:: Dataset content

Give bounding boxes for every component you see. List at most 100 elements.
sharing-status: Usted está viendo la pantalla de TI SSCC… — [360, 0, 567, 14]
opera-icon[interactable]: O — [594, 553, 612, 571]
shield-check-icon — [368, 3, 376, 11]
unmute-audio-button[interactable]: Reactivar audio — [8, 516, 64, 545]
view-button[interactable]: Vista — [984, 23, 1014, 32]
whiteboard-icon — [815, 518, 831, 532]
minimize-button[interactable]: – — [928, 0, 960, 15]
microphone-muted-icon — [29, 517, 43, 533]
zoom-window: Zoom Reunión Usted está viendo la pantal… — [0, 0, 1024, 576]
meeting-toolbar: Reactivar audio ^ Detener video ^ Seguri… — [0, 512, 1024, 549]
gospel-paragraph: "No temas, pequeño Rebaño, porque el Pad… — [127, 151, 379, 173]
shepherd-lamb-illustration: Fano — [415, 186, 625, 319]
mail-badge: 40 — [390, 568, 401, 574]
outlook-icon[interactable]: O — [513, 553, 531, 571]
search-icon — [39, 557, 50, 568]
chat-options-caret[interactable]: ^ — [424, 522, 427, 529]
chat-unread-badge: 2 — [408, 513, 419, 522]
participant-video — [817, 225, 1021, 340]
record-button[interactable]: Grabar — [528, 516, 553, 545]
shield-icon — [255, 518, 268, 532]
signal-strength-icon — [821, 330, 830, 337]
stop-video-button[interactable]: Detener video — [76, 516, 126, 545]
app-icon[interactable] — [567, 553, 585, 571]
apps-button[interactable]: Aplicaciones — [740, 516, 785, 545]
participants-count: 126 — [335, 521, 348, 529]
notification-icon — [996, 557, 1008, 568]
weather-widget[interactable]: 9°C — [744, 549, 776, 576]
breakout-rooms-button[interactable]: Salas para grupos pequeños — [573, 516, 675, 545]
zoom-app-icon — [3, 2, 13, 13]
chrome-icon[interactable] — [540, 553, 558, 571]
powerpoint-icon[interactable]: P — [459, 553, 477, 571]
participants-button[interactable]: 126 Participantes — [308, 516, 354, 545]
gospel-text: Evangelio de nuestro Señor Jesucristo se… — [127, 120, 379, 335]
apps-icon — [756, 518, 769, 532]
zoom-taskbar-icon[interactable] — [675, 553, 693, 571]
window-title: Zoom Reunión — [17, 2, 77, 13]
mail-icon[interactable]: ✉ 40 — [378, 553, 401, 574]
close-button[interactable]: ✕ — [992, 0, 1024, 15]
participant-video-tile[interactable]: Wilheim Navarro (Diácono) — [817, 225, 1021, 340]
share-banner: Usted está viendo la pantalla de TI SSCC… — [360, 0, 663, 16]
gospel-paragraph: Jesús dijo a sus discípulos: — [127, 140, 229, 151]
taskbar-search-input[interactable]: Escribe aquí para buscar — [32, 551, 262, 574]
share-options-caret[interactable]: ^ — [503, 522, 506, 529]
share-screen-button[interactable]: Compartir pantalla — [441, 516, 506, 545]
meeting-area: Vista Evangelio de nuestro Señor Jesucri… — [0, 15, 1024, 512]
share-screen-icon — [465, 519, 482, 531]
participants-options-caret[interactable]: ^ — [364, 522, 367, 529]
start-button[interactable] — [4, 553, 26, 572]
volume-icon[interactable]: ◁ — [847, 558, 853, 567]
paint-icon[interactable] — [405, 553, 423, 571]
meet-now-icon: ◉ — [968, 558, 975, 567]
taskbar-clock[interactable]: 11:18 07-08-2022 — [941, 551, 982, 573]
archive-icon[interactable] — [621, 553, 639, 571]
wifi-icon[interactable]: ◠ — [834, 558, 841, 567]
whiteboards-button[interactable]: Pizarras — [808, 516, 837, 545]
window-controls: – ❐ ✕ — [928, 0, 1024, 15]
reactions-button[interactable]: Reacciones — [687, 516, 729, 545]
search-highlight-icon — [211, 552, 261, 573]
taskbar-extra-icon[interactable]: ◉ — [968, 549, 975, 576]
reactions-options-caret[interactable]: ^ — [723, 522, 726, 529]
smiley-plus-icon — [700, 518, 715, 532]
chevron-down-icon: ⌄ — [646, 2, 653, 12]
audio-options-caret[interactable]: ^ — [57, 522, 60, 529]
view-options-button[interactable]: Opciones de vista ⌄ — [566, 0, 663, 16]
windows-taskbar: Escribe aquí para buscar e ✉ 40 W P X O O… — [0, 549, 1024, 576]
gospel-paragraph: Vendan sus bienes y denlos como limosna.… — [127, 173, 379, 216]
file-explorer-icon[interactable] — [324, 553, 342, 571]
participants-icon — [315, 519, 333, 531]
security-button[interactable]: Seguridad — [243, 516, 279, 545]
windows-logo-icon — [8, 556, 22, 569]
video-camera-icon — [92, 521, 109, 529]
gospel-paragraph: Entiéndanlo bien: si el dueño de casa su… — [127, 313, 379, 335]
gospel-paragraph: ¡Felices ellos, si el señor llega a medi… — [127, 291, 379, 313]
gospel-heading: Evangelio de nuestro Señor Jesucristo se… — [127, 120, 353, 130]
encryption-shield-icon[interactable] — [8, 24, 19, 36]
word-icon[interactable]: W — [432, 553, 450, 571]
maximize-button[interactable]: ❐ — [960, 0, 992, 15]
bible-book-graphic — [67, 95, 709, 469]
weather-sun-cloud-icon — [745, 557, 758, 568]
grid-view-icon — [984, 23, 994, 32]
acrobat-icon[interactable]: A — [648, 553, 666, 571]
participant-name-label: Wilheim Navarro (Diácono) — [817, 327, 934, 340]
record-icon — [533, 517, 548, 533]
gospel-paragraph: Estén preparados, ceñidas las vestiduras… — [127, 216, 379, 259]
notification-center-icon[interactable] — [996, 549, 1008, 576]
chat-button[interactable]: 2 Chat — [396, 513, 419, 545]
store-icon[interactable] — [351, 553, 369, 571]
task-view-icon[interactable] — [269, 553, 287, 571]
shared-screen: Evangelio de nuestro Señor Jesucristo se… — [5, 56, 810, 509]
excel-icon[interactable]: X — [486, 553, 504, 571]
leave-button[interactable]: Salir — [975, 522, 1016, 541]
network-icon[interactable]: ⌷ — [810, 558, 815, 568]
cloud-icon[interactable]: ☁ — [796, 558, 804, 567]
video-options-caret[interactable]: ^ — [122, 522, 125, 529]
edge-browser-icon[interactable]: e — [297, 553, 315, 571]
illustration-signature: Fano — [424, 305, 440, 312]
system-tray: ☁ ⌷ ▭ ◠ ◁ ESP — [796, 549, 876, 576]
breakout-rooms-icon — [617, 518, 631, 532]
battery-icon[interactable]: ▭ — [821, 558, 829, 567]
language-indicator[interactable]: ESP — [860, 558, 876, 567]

::::

Short exercise:
Write out every line of the records above, unchanged.

Solution below:
Give bounding boxes for every component you see. List at most 100 elements.
sharing-status: Usted está viendo la pantalla de TI SSCC… — [360, 0, 567, 14]
opera-icon[interactable]: O — [594, 553, 612, 571]
shield-check-icon — [368, 3, 376, 11]
unmute-audio-button[interactable]: Reactivar audio — [8, 516, 64, 545]
view-button[interactable]: Vista — [984, 23, 1014, 32]
whiteboard-icon — [815, 518, 831, 532]
minimize-button[interactable]: – — [928, 0, 960, 15]
microphone-muted-icon — [29, 517, 43, 533]
zoom-window: Zoom Reunión Usted está viendo la pantal… — [0, 0, 1024, 576]
meeting-toolbar: Reactivar audio ^ Detener video ^ Seguri… — [0, 512, 1024, 549]
gospel-paragraph: "No temas, pequeño Rebaño, porque el Pad… — [127, 151, 379, 173]
shepherd-lamb-illustration: Fano — [415, 186, 625, 319]
mail-badge: 40 — [390, 568, 401, 574]
outlook-icon[interactable]: O — [513, 553, 531, 571]
search-icon — [39, 557, 50, 568]
chat-options-caret[interactable]: ^ — [424, 522, 427, 529]
chat-unread-badge: 2 — [408, 513, 419, 522]
participant-video — [817, 225, 1021, 340]
record-button[interactable]: Grabar — [528, 516, 553, 545]
shield-icon — [255, 518, 268, 532]
signal-strength-icon — [821, 330, 830, 337]
stop-video-button[interactable]: Detener video — [76, 516, 126, 545]
app-icon[interactable] — [567, 553, 585, 571]
apps-button[interactable]: Aplicaciones — [740, 516, 785, 545]
participants-count: 126 — [335, 521, 348, 529]
notification-icon — [996, 557, 1008, 568]
weather-widget[interactable]: 9°C — [744, 549, 776, 576]
breakout-rooms-button[interactable]: Salas para grupos pequeños — [573, 516, 675, 545]
zoom-app-icon — [3, 2, 13, 13]
chrome-icon[interactable] — [540, 553, 558, 571]
powerpoint-icon[interactable]: P — [459, 553, 477, 571]
participants-button[interactable]: 126 Participantes — [308, 516, 354, 545]
gospel-text: Evangelio de nuestro Señor Jesucristo se… — [127, 120, 379, 335]
apps-icon — [756, 518, 769, 532]
zoom-taskbar-icon[interactable] — [675, 553, 693, 571]
window-title: Zoom Reunión — [17, 2, 77, 13]
mail-icon[interactable]: ✉ 40 — [378, 553, 401, 574]
close-button[interactable]: ✕ — [992, 0, 1024, 15]
participant-video-tile[interactable]: Wilheim Navarro (Diácono) — [817, 225, 1021, 340]
share-banner: Usted está viendo la pantalla de TI SSCC… — [360, 0, 663, 16]
gospel-paragraph: Jesús dijo a sus discípulos: — [127, 140, 229, 151]
taskbar-search-input[interactable]: Escribe aquí para buscar — [32, 551, 262, 574]
share-options-caret[interactable]: ^ — [503, 522, 506, 529]
share-screen-button[interactable]: Compartir pantalla — [441, 516, 506, 545]
meeting-area: Vista Evangelio de nuestro Señor Jesucri… — [0, 15, 1024, 512]
share-screen-icon — [465, 519, 482, 531]
participants-options-caret[interactable]: ^ — [364, 522, 367, 529]
start-button[interactable] — [4, 553, 26, 572]
volume-icon[interactable]: ◁ — [847, 558, 853, 567]
paint-icon[interactable] — [405, 553, 423, 571]
meet-now-icon: ◉ — [968, 558, 975, 567]
taskbar-clock[interactable]: 11:18 07-08-2022 — [941, 551, 982, 573]
archive-icon[interactable] — [621, 553, 639, 571]
wifi-icon[interactable]: ◠ — [834, 558, 841, 567]
whiteboards-button[interactable]: Pizarras — [808, 516, 837, 545]
window-controls: – ❐ ✕ — [928, 0, 1024, 15]
reactions-button[interactable]: Reacciones — [687, 516, 729, 545]
search-highlight-icon — [211, 552, 261, 573]
taskbar-extra-icon[interactable]: ◉ — [968, 549, 975, 576]
reactions-options-caret[interactable]: ^ — [723, 522, 726, 529]
smiley-plus-icon — [700, 518, 715, 532]
chevron-down-icon: ⌄ — [646, 2, 653, 12]
audio-options-caret[interactable]: ^ — [57, 522, 60, 529]
view-options-button[interactable]: Opciones de vista ⌄ — [566, 0, 663, 16]
windows-taskbar: Escribe aquí para buscar e ✉ 40 W P X O O… — [0, 549, 1024, 576]
gospel-paragraph: Vendan sus bienes y denlos como limosna.… — [127, 173, 379, 216]
file-explorer-icon[interactable] — [324, 553, 342, 571]
participants-icon — [315, 519, 333, 531]
security-button[interactable]: Seguridad — [243, 516, 279, 545]
windows-logo-icon — [8, 556, 22, 569]
video-camera-icon — [92, 521, 109, 529]
gospel-paragraph: Entiéndanlo bien: si el dueño de casa su… — [127, 313, 379, 335]
gospel-paragraph: ¡Felices ellos, si el señor llega a medi… — [127, 291, 379, 313]
gospel-heading: Evangelio de nuestro Señor Jesucristo se… — [127, 120, 353, 130]
encryption-shield-icon[interactable] — [8, 24, 19, 36]
word-icon[interactable]: W — [432, 553, 450, 571]
maximize-button[interactable]: ❐ — [960, 0, 992, 15]
bible-book-graphic — [67, 95, 709, 469]
weather-sun-cloud-icon — [745, 557, 758, 568]
grid-view-icon — [984, 23, 994, 32]
acrobat-icon[interactable]: A — [648, 553, 666, 571]
participant-name-label: Wilheim Navarro (Diácono) — [817, 327, 934, 340]
record-icon — [533, 517, 548, 533]
gospel-paragraph: Estén preparados, ceñidas las vestiduras… — [127, 216, 379, 259]
notification-center-icon[interactable] — [996, 549, 1008, 576]
chat-button[interactable]: 2 Chat — [396, 513, 419, 545]
store-icon[interactable] — [351, 553, 369, 571]
task-view-icon[interactable] — [269, 553, 287, 571]
shared-screen: Evangelio de nuestro Señor Jesucristo se… — [5, 56, 810, 509]
excel-icon[interactable]: X — [486, 553, 504, 571]
leave-button[interactable]: Salir — [975, 522, 1016, 541]
network-icon[interactable]: ⌷ — [810, 558, 815, 568]
cloud-icon[interactable]: ☁ — [796, 558, 804, 567]
video-options-caret[interactable]: ^ — [122, 522, 125, 529]
edge-browser-icon[interactable]: e — [297, 553, 315, 571]
illustration-signature: Fano — [424, 305, 440, 312]
system-tray: ☁ ⌷ ▭ ◠ ◁ ESP — [796, 549, 876, 576]
breakout-rooms-icon — [617, 518, 631, 532]
battery-icon[interactable]: ▭ — [821, 558, 829, 567]
language-indicator[interactable]: ESP — [860, 558, 876, 567]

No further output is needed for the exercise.